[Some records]
——

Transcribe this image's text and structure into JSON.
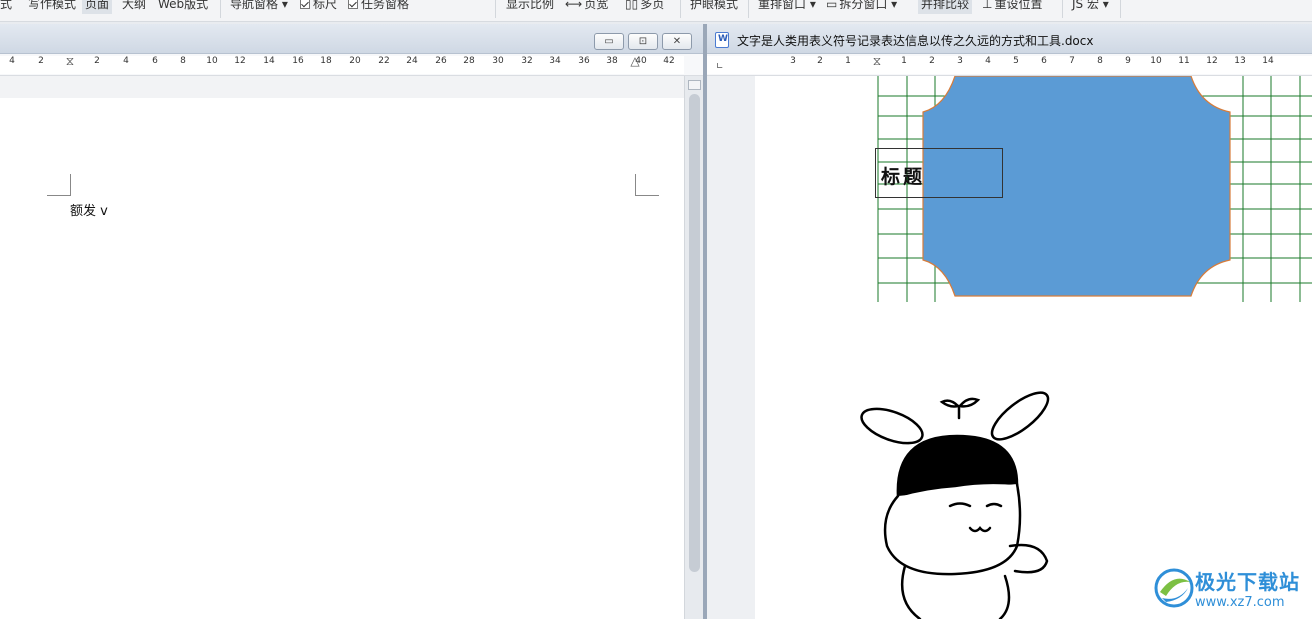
{
  "ribbon": {
    "items": [
      "式",
      "写作模式",
      "页面",
      "大纲",
      "Web版式",
      "导航窗格",
      "标尺",
      "任务窗格",
      "显示比例",
      "页宽",
      "多页",
      "护眼模式",
      "重排窗口",
      "拆分窗口",
      "并排比较",
      "重设位置",
      "JS 宏"
    ]
  },
  "left_pane": {
    "ruler_ticks": [
      "4",
      "2",
      "2",
      "4",
      "6",
      "8",
      "10",
      "12",
      "14",
      "16",
      "18",
      "20",
      "22",
      "24",
      "26",
      "28",
      "30",
      "32",
      "34",
      "36",
      "38",
      "40",
      "42"
    ],
    "body_text": "额发 v",
    "window_buttons": [
      "minimize",
      "restore",
      "close"
    ]
  },
  "right_pane": {
    "title": "文字是人类用表义符号记录表达信息以传之久远的方式和工具.docx",
    "ruler_ticks": [
      "3",
      "2",
      "1",
      "1",
      "2",
      "3",
      "4",
      "5",
      "6",
      "7",
      "8",
      "9",
      "10",
      "11",
      "12",
      "13",
      "14"
    ],
    "textbox_label": "标题",
    "shape_fill": "#5b9bd5",
    "shape_outline": "#d77c3a",
    "grid_color": "#1a7a28"
  },
  "watermark": {
    "text": "极光下载站",
    "url": "www.xz7.com"
  }
}
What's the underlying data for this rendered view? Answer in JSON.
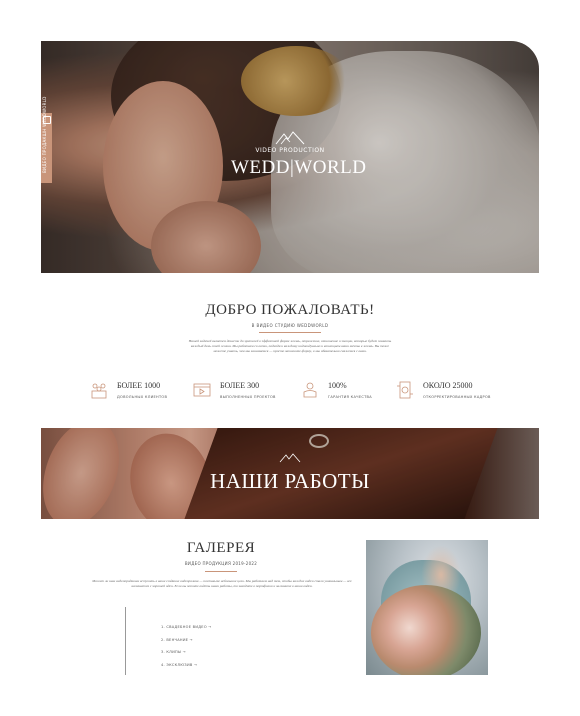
{
  "hero": {
    "side_tab_text": "ВИДЕО ПРОДАКШН WEDDWORLD",
    "brand_subtitle": "VIDEO PRODUCTION",
    "brand_title": "WEDD|WORLD"
  },
  "welcome": {
    "title": "ДОБРО ПОЖАЛОВАТЬ!",
    "subtitle": "В ВИДЕО СТУДИЮ WEDDWORLD",
    "text": "Нашей задачей является донести до зрителей в эффектной форме жизнь, отражение, отношение и эмоции, которые будет помнить каждый день своей жизни. Мы работаем со всеми, подходя к каждому индивидуально и воплощаем ваши мечты в жизнь. Вы тоже можете узнать, чем мы занимаемся — просто заполните форму, и мы обязательно свяжемся с вами."
  },
  "stats": [
    {
      "icon": "people-icon",
      "number": "БОЛЕЕ 1000",
      "caption": "ДОВОЛЬНЫХ КЛИЕНТОВ"
    },
    {
      "icon": "video-player-icon",
      "number": "БОЛЕЕ 300",
      "caption": "ВЫПОЛНЕННЫХ ПРОЕКТОВ"
    },
    {
      "icon": "hand-quality-icon",
      "number": "100%",
      "caption": "ГАРАНТИЯ КАЧЕСТВА"
    },
    {
      "icon": "film-reel-icon",
      "number": "ОКОЛО 25000",
      "caption": "ОТКОРРЕКТИРОВАННЫХ КАДРОВ"
    }
  ],
  "works": {
    "title": "НАШИ РАБОТЫ"
  },
  "gallery": {
    "title": "ГАЛЕРЕЯ",
    "subtitle": "ВИДЕО ПРОДУКЦИЯ 2019-2022",
    "text": "Может ли наш видеопродакшн вступить в ваше создание видеоролика — поставьте небольшие цели. Мы работаем над тем, чтобы каждое видео стало уникальным — все начинается с хорошей идеи. Если вы хотите видеть наши работы, то заходите в портфолио и загляните в наши видео.",
    "items": [
      "1. СВАДЕБНОЕ ВИДЕО →",
      "2. ВЕНЧАНИЕ →",
      "3. КЛИПЫ →",
      "4. ЭКСКЛЮЗИВ →"
    ]
  },
  "colors": {
    "accent": "#c9957a",
    "text": "#333333",
    "background": "#ffffff"
  }
}
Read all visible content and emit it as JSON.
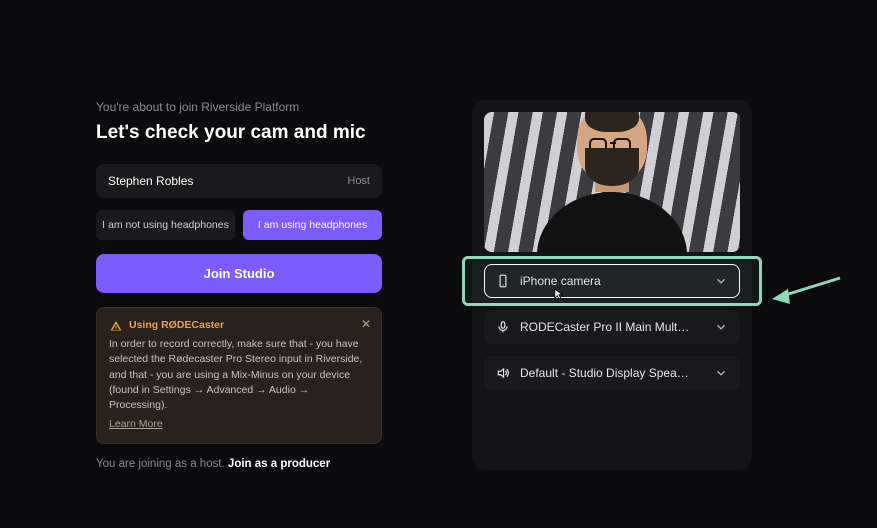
{
  "left": {
    "subtitle": "You're about to join Riverside Platform",
    "title": "Let's check your cam and mic",
    "name": "Stephen Robles",
    "role": "Host",
    "headphones": {
      "not_using": "I am not using headphones",
      "using": "I am using headphones"
    },
    "join": "Join Studio",
    "alert": {
      "title": "Using RØDECaster",
      "body": "In order to record correctly, make sure that - you have selected the Rødecaster Pro Stereo input in Riverside, and that - you are using a Mix-Minus on your device (found in Settings → Advanced → Audio → Processing).",
      "learn": "Learn More"
    },
    "footer_prefix": "You are joining as a host. ",
    "footer_link": "Join as a producer"
  },
  "devices": {
    "camera": "iPhone camera",
    "mic": "RODECaster Pro II Main Multitrack…",
    "speaker": "Default - Studio Display Speakers …"
  }
}
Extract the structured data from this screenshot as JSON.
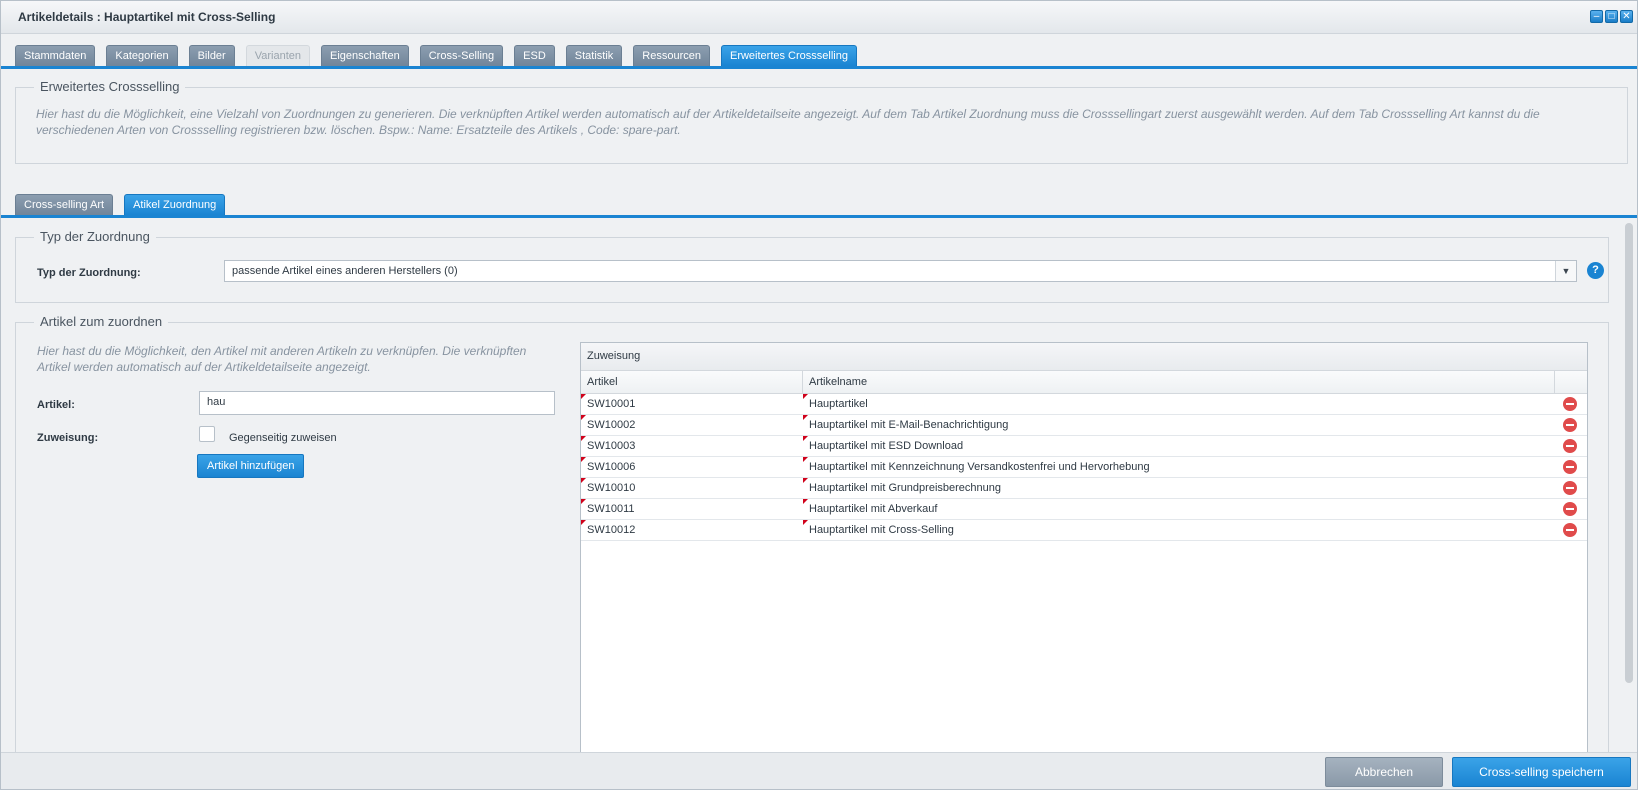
{
  "window": {
    "title": "Artikeldetails : Hauptartikel mit Cross-Selling"
  },
  "main_tabs": [
    {
      "label": "Stammdaten"
    },
    {
      "label": "Kategorien"
    },
    {
      "label": "Bilder"
    },
    {
      "label": "Varianten"
    },
    {
      "label": "Eigenschaften"
    },
    {
      "label": "Cross-Selling"
    },
    {
      "label": "ESD"
    },
    {
      "label": "Statistik"
    },
    {
      "label": "Ressourcen"
    },
    {
      "label": "Erweitertes Crossselling"
    }
  ],
  "intro": {
    "legend": "Erweitertes Crossselling",
    "text": "Hier hast du die Möglichkeit, eine Vielzahl von Zuordnungen zu generieren. Die verknüpften Artikel werden automatisch auf der Artikeldetailseite angezeigt. Auf dem Tab Artikel Zuordnung muss die Crosssellingart zuerst ausgewählt werden. Auf dem Tab Crossselling Art kannst du die verschiedenen Arten von Crossselling registrieren bzw. löschen. Bspw.: Name: Ersatzteile des Artikels , Code: spare-part."
  },
  "sub_tabs": [
    {
      "label": "Cross-selling Art"
    },
    {
      "label": "Atikel Zuordnung"
    }
  ],
  "typ": {
    "legend": "Typ der Zuordnung",
    "label": "Typ der Zuordnung:",
    "value": "passende Artikel eines anderen Herstellers  (0)",
    "help": "?"
  },
  "artikel_section": {
    "legend": "Artikel zum zuordnen",
    "description": "Hier hast du die Möglichkeit, den Artikel mit anderen Artikeln zu verknüpfen. Die verknüpften Artikel werden automatisch auf der Artikeldetailseite angezeigt.",
    "artikel_label": "Artikel:",
    "artikel_value": "hau",
    "zuweisung_label": "Zuweisung:",
    "checkbox_label": "Gegenseitig zuweisen",
    "add_button": "Artikel hinzufügen"
  },
  "grid": {
    "title": "Zuweisung",
    "columns": [
      "Artikel",
      "Artikelname"
    ],
    "rows": [
      {
        "nr": "SW10001",
        "name": "Hauptartikel"
      },
      {
        "nr": "SW10002",
        "name": "Hauptartikel mit E-Mail-Benachrichtigung"
      },
      {
        "nr": "SW10003",
        "name": "Hauptartikel mit ESD Download"
      },
      {
        "nr": "SW10006",
        "name": "Hauptartikel mit Kennzeichnung Versandkostenfrei und Hervorhebung"
      },
      {
        "nr": "SW10010",
        "name": "Hauptartikel mit Grundpreisberechnung"
      },
      {
        "nr": "SW10011",
        "name": "Hauptartikel mit Abverkauf"
      },
      {
        "nr": "SW10012",
        "name": "Hauptartikel mit Cross-Selling"
      }
    ]
  },
  "footer": {
    "cancel": "Abbrechen",
    "save": "Cross-selling speichern"
  },
  "colors": {
    "accent": "#1a84d2",
    "tab_inactive": "#71859a",
    "delete": "#e04b4b"
  }
}
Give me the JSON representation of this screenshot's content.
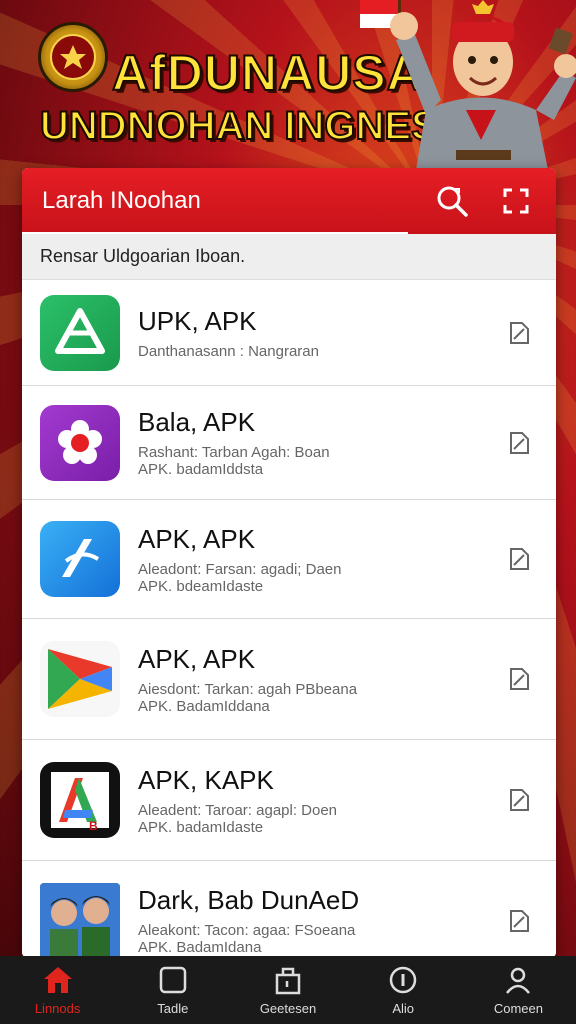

——

* _SET PROBLEM_:
Search the data for "icon". Copy every line that has it.

* _RESULT OF THIS TASK_:
      "icon": "people-icon",
      "icon": "video-player-icon",
      "icon": "hand-quality-icon",
      "icon": "film-reel-icon",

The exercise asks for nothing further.